• Task
Give every line again exactly as it appears, please, but not the pictures.

• Material for this exercise
%%
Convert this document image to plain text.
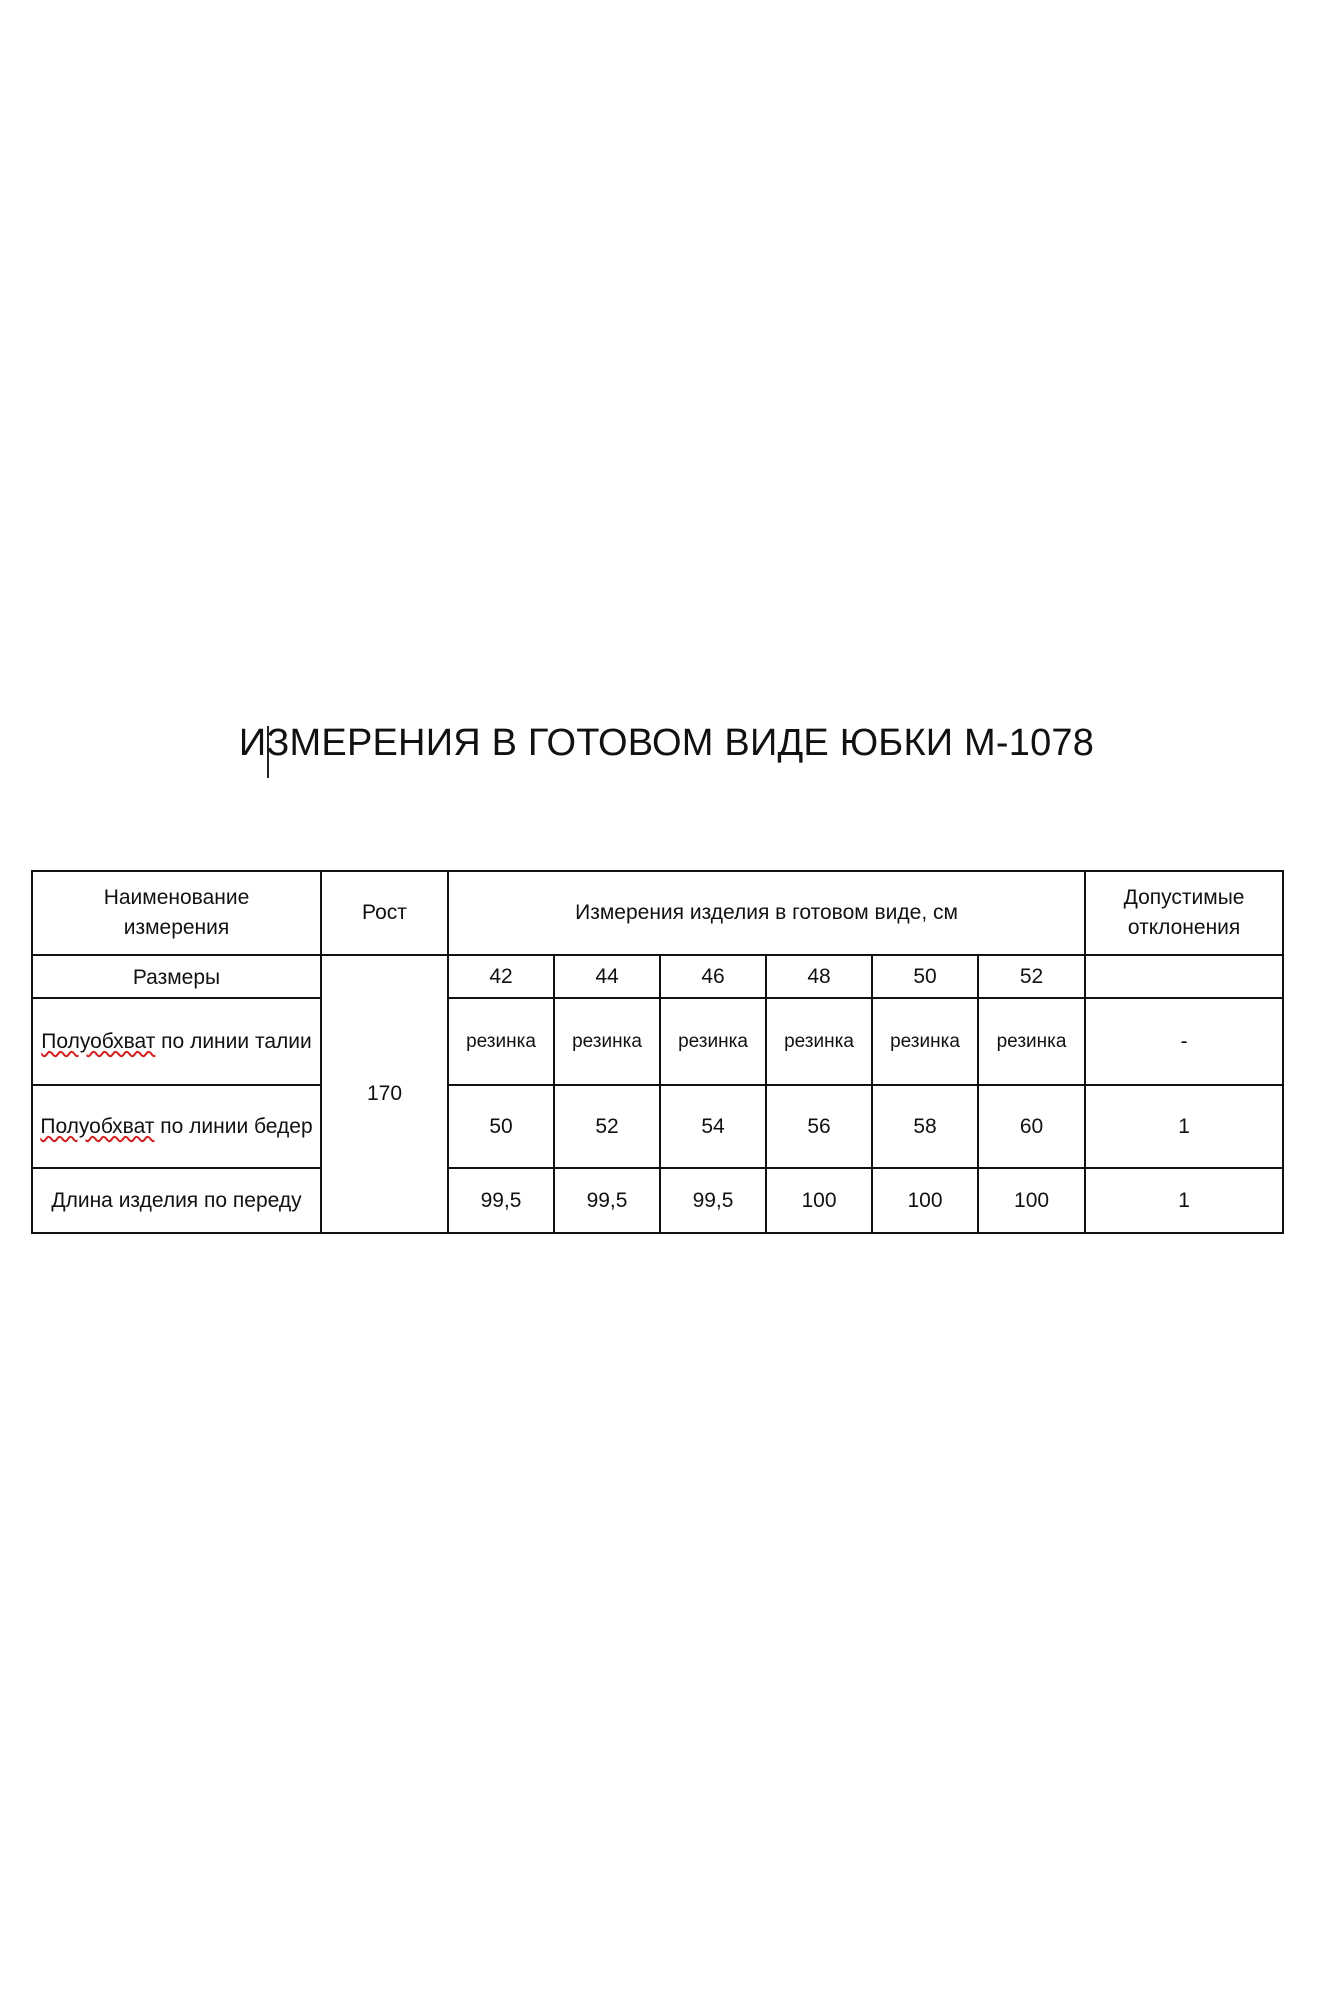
ИЗМЕРЕНИЯ В ГОТОВОМ ВИДЕ ЮБКИ М-1078
Наименование измерения	Рост	Измерения изделия в готовом виде, см						Допустимые отклонения
Размеры	170	42	44	46	48	50	52	
Полуобхват по линии талии		резинка	резинка	резинка	резинка	резинка	резинка	-
Полуобхват по линии бедер		50	52	54	56	58	60	1
Длина изделия по переду		99,5	99,5	99,5	100	100	100	1
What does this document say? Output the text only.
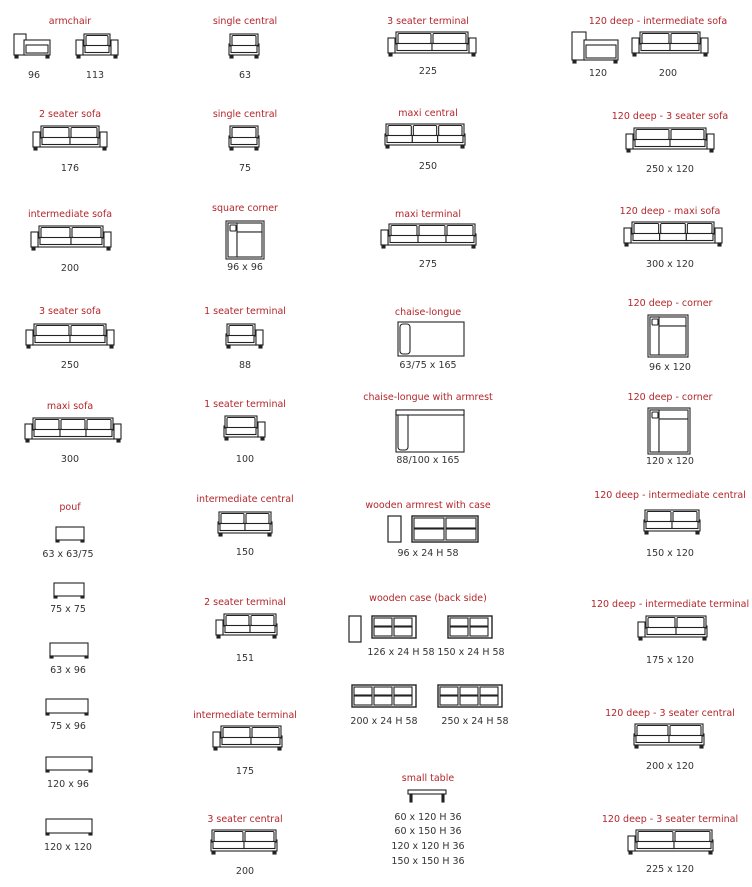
armchair
96	113
2 seater sofa
176
intermediate sofa
200
3 seater sofa
250
maxi sofa
300
pouf
63 x 63/75
75 x 75
63 x 96
75 x 96
120 x 96
120 x 120
single central
63
single central
75
square corner
96 x 96
1 seater terminal
88
1 seater terminal
100
intermediate central
150
2 seater terminal
151
intermediate terminal
175
3 seater central
200
3 seater terminal
225
maxi central
250
maxi terminal
275
chaise-longue
63/75 x 165
chaise-longue with armrest
88/100 x 165
wooden armrest with case
96 x 24 H 58
wooden case (back side)
126 x 24 H 58 150 x 24 H 58
200 x 24 H 58	250 x 24 H 58
small table
60 x 120 H 36
60 x 150 H 36
120 x 120 H 36
150 x 150 H 36
120 deep - intermediate sofa
120	200
120 deep - 3 seater sofa
250 x 120
120 deep - maxi sofa
300 x 120
120 deep - corner
96 x 120
120 deep - corner
120 x 120
120 deep - intermediate central
150 x 120
120 deep - intermediate terminal
175 x 120
120 deep - 3 seater central
200 x 120
120 deep - 3 seater terminal
225 x 120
%%
• Finished answer
Convert this document image to plain text.
ИЗМЕРЕНИЯ В ГОТОВОМ ВИДЕ ЮБКИ М-1078
Наименование измерения	Рост	Измерения изделия в готовом виде, см						Допустимые отклонения
Размеры	170	42	44	46	48	50	52	
Полуобхват по линии талии		резинка	резинка	резинка	резинка	резинка	резинка	-
Полуобхват по линии бедер		50	52	54	56	58	60	1
Длина изделия по переду		99,5	99,5	99,5	100	100	100	1
What does this document say? Output the text only.
armchair
96	113
2 seater sofa
176
intermediate sofa
200
3 seater sofa
250
maxi sofa
300
pouf
63 x 63/75
75 x 75
63 x 96
75 x 96
120 x 96
120 x 120
single central
63
single central
75
square corner
96 x 96
1 seater terminal
88
1 seater terminal
100
intermediate central
150
2 seater terminal
151
intermediate terminal
175
3 seater central
200
3 seater terminal
225
maxi central
250
maxi terminal
275
chaise-longue
63/75 x 165
chaise-longue with armrest
88/100 x 165
wooden armrest with case
96 x 24 H 58
wooden case (back side)
126 x 24 H 58 150 x 24 H 58
200 x 24 H 58	250 x 24 H 58
small table
60 x 120 H 36
60 x 150 H 36
120 x 120 H 36
150 x 150 H 36
120 deep - intermediate sofa
120	200
120 deep - 3 seater sofa
250 x 120
120 deep - maxi sofa
300 x 120
120 deep - corner
96 x 120
120 deep - corner
120 x 120
120 deep - intermediate central
150 x 120
120 deep - intermediate terminal
175 x 120
120 deep - 3 seater central
200 x 120
120 deep - 3 seater terminal
225 x 120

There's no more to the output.